▶ _Set problem_
Write out each line exactly as given. Leave the pictures out of your copy.

BEGIN Supplied records

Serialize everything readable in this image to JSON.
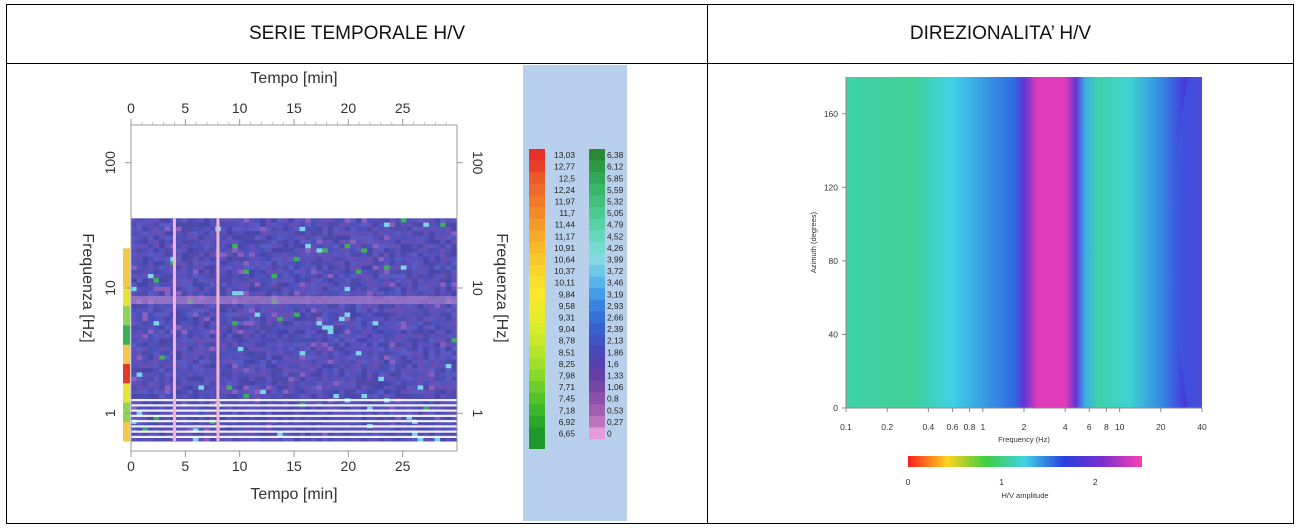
{
  "headers": {
    "left": "SERIE TEMPORALE H/V",
    "right": "DIREZIONALITA’ H/V"
  },
  "colors": {
    "cell_bg": "#ffffff",
    "legend_bg": "#b9d0ec",
    "spectrogram_bg": "#4f4fb8",
    "border": "#000000"
  },
  "chart_data": [
    {
      "type": "heatmap",
      "title": "",
      "xlabel": "Tempo [min]",
      "ylabel": "Frequenza [Hz]",
      "xlim": [
        0,
        30
      ],
      "ylim": [
        0.5,
        200
      ],
      "y_scale": "log",
      "x_ticks": [
        0,
        5,
        10,
        15,
        20,
        25
      ],
      "y_ticks": [
        1,
        10,
        100
      ],
      "y_tick_labels": [
        "1",
        "10",
        "100"
      ],
      "data_frequency_range_hz": [
        0.6,
        36
      ],
      "bright_time_lines_min": [
        4,
        8
      ],
      "dominant_band_hz": 8,
      "legend": {
        "position": "right",
        "scale_left": [
          "13,03",
          "12,77",
          "12,5",
          "12,24",
          "11,97",
          "11,7",
          "11,44",
          "11,17",
          "10,91",
          "10,64",
          "10,37",
          "10,11",
          "9,84",
          "9,58",
          "9,31",
          "9,04",
          "8,78",
          "8,51",
          "8,25",
          "7,98",
          "7,71",
          "7,45",
          "7,18",
          "6,92",
          "6,65"
        ],
        "scale_right": [
          "6,38",
          "6,12",
          "5,85",
          "5,59",
          "5,32",
          "5,05",
          "4,79",
          "4,52",
          "4,26",
          "3,99",
          "3,72",
          "3,46",
          "3,19",
          "2,93",
          "2,66",
          "2,39",
          "2,13",
          "1,86",
          "1,6",
          "1,33",
          "1,06",
          "0,8",
          "0,53",
          "0,27",
          "0"
        ]
      }
    },
    {
      "type": "heatmap",
      "title": "",
      "xlabel": "Frequency (Hz)",
      "ylabel": "Azimuth (degrees)",
      "x_scale": "log",
      "xlim": [
        0.1,
        40
      ],
      "ylim": [
        0,
        180
      ],
      "x_ticks": [
        0.1,
        0.2,
        0.4,
        0.6,
        0.8,
        1,
        2,
        4,
        6,
        8,
        10,
        20,
        40
      ],
      "x_tick_labels": [
        "0.1",
        "0.2",
        "0.4",
        "0.6",
        "0.8",
        "1",
        "2",
        "4",
        "6",
        "8",
        "10",
        "20",
        "40"
      ],
      "y_ticks": [
        0,
        40,
        80,
        120,
        160
      ],
      "peak_frequency_hz": 3,
      "colorbar": {
        "label": "H/V amplitude",
        "ticks": [
          0,
          1,
          2
        ],
        "range": [
          0,
          2.5
        ],
        "colors": [
          "#ff1d1d",
          "#ffd21d",
          "#3fcf3f",
          "#3fd2e6",
          "#2a3fe0",
          "#7a2fd0",
          "#ff3fb0"
        ]
      },
      "columns_hz": [
        {
          "f": 0.1,
          "amp": 1.1
        },
        {
          "f": 0.3,
          "amp": 1.05
        },
        {
          "f": 0.6,
          "amp": 1.25
        },
        {
          "f": 1.2,
          "amp": 1.45
        },
        {
          "f": 1.7,
          "amp": 1.55
        },
        {
          "f": 2.0,
          "amp": 1.95
        },
        {
          "f": 2.5,
          "amp": 2.4
        },
        {
          "f": 4.0,
          "amp": 2.4
        },
        {
          "f": 4.8,
          "amp": 1.95
        },
        {
          "f": 5.6,
          "amp": 1.35
        },
        {
          "f": 7.0,
          "amp": 1.1
        },
        {
          "f": 12.0,
          "amp": 1.2
        },
        {
          "f": 20.0,
          "amp": 1.45
        },
        {
          "f": 30.0,
          "amp": 1.8
        },
        {
          "f": 40.0,
          "amp": 1.95
        }
      ]
    }
  ]
}
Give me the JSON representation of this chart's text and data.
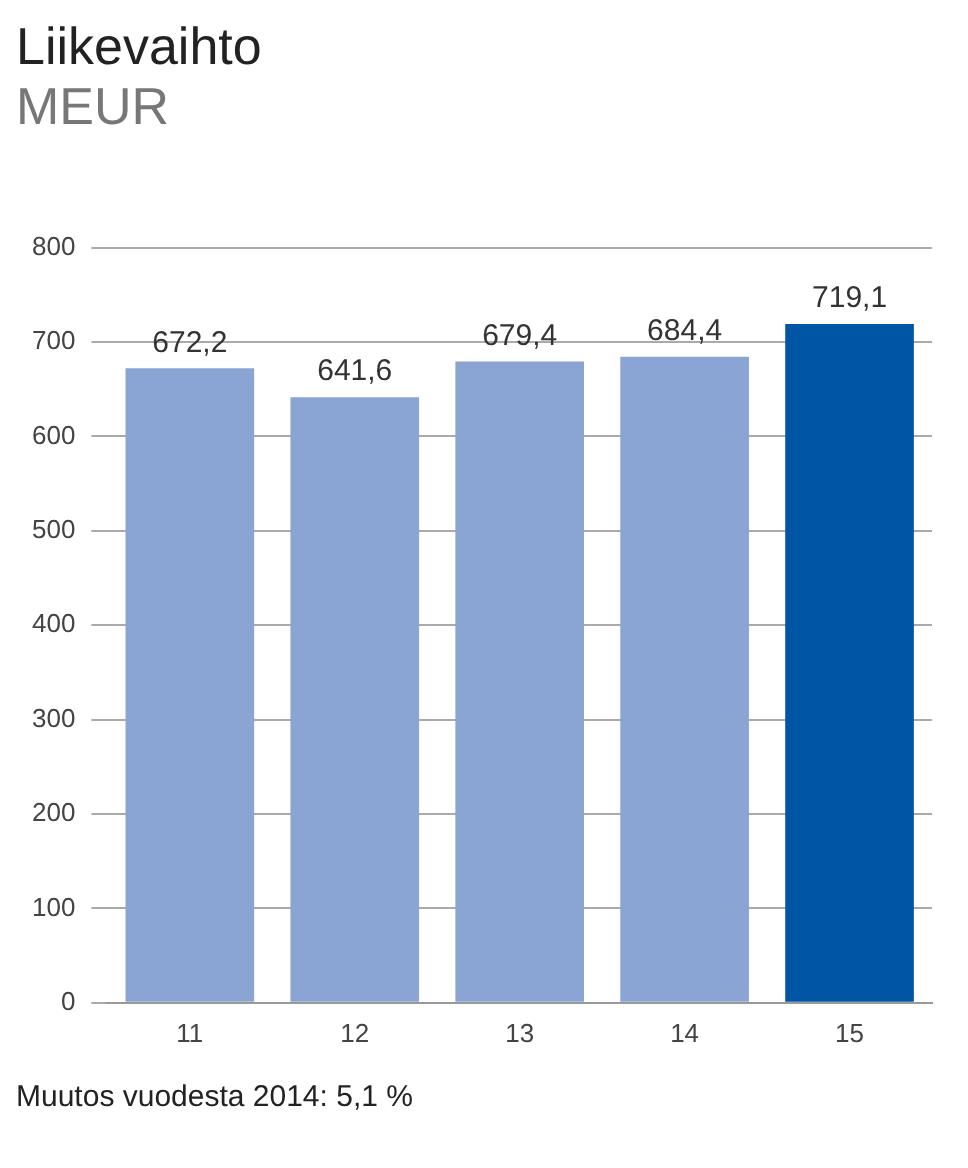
{
  "chart_data": {
    "type": "bar",
    "title": "Liikevaihto",
    "subtitle": "MEUR",
    "categories": [
      "11",
      "12",
      "13",
      "14",
      "15"
    ],
    "values": [
      672.2,
      641.6,
      679.4,
      684.4,
      719.1
    ],
    "value_labels": [
      "672,2",
      "641,6",
      "679,4",
      "684,4",
      "719,1"
    ],
    "colors": [
      "#8aa4d4",
      "#8aa4d4",
      "#8aa4d4",
      "#8aa4d4",
      "#0055a5"
    ],
    "ylim": [
      0,
      800
    ],
    "yticks": [
      0,
      100,
      200,
      300,
      400,
      500,
      600,
      700,
      800
    ],
    "grid": "y",
    "legend": false,
    "annotations": [
      "Muutos vuodesta 2014: 5,1 %"
    ]
  }
}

END Supplied records

▶ _Result_
Serialize everything readable in this image to JSON.
{
  "headers": {
    "left": "SERIE TEMPORALE H/V",
    "right": "DIREZIONALITA’ H/V"
  },
  "colors": {
    "cell_bg": "#ffffff",
    "legend_bg": "#b9d0ec",
    "spectrogram_bg": "#4f4fb8",
    "border": "#000000"
  },
  "chart_data": [
    {
      "type": "heatmap",
      "title": "",
      "xlabel": "Tempo [min]",
      "ylabel": "Frequenza [Hz]",
      "xlim": [
        0,
        30
      ],
      "ylim": [
        0.5,
        200
      ],
      "y_scale": "log",
      "x_ticks": [
        0,
        5,
        10,
        15,
        20,
        25
      ],
      "y_ticks": [
        1,
        10,
        100
      ],
      "y_tick_labels": [
        "1",
        "10",
        "100"
      ],
      "data_frequency_range_hz": [
        0.6,
        36
      ],
      "bright_time_lines_min": [
        4,
        8
      ],
      "dominant_band_hz": 8,
      "legend": {
        "position": "right",
        "scale_left": [
          "13,03",
          "12,77",
          "12,5",
          "12,24",
          "11,97",
          "11,7",
          "11,44",
          "11,17",
          "10,91",
          "10,64",
          "10,37",
          "10,11",
          "9,84",
          "9,58",
          "9,31",
          "9,04",
          "8,78",
          "8,51",
          "8,25",
          "7,98",
          "7,71",
          "7,45",
          "7,18",
          "6,92",
          "6,65"
        ],
        "scale_right": [
          "6,38",
          "6,12",
          "5,85",
          "5,59",
          "5,32",
          "5,05",
          "4,79",
          "4,52",
          "4,26",
          "3,99",
          "3,72",
          "3,46",
          "3,19",
          "2,93",
          "2,66",
          "2,39",
          "2,13",
          "1,86",
          "1,6",
          "1,33",
          "1,06",
          "0,8",
          "0,53",
          "0,27",
          "0"
        ]
      }
    },
    {
      "type": "heatmap",
      "title": "",
      "xlabel": "Frequency (Hz)",
      "ylabel": "Azimuth (degrees)",
      "x_scale": "log",
      "xlim": [
        0.1,
        40
      ],
      "ylim": [
        0,
        180
      ],
      "x_ticks": [
        0.1,
        0.2,
        0.4,
        0.6,
        0.8,
        1,
        2,
        4,
        6,
        8,
        10,
        20,
        40
      ],
      "x_tick_labels": [
        "0.1",
        "0.2",
        "0.4",
        "0.6",
        "0.8",
        "1",
        "2",
        "4",
        "6",
        "8",
        "10",
        "20",
        "40"
      ],
      "y_ticks": [
        0,
        40,
        80,
        120,
        160
      ],
      "peak_frequency_hz": 3,
      "colorbar": {
        "label": "H/V amplitude",
        "ticks": [
          0,
          1,
          2
        ],
        "range": [
          0,
          2.5
        ],
        "colors": [
          "#ff1d1d",
          "#ffd21d",
          "#3fcf3f",
          "#3fd2e6",
          "#2a3fe0",
          "#7a2fd0",
          "#ff3fb0"
        ]
      },
      "columns_hz": [
        {
          "f": 0.1,
          "amp": 1.1
        },
        {
          "f": 0.3,
          "amp": 1.05
        },
        {
          "f": 0.6,
          "amp": 1.25
        },
        {
          "f": 1.2,
          "amp": 1.45
        },
        {
          "f": 1.7,
          "amp": 1.55
        },
        {
          "f": 2.0,
          "amp": 1.95
        },
        {
          "f": 2.5,
          "amp": 2.4
        },
        {
          "f": 4.0,
          "amp": 2.4
        },
        {
          "f": 4.8,
          "amp": 1.95
        },
        {
          "f": 5.6,
          "amp": 1.35
        },
        {
          "f": 7.0,
          "amp": 1.1
        },
        {
          "f": 12.0,
          "amp": 1.2
        },
        {
          "f": 20.0,
          "amp": 1.45
        },
        {
          "f": 30.0,
          "amp": 1.8
        },
        {
          "f": 40.0,
          "amp": 1.95
        }
      ]
    }
  ]
}
Give me the JSON representation of this chart's text and data.
{
  "chart_data": {
    "type": "bar",
    "title": "Liikevaihto",
    "subtitle": "MEUR",
    "categories": [
      "11",
      "12",
      "13",
      "14",
      "15"
    ],
    "values": [
      672.2,
      641.6,
      679.4,
      684.4,
      719.1
    ],
    "value_labels": [
      "672,2",
      "641,6",
      "679,4",
      "684,4",
      "719,1"
    ],
    "colors": [
      "#8aa4d4",
      "#8aa4d4",
      "#8aa4d4",
      "#8aa4d4",
      "#0055a5"
    ],
    "ylim": [
      0,
      800
    ],
    "yticks": [
      0,
      100,
      200,
      300,
      400,
      500,
      600,
      700,
      800
    ],
    "grid": "y",
    "legend": false,
    "annotations": [
      "Muutos vuodesta 2014: 5,1 %"
    ]
  }
}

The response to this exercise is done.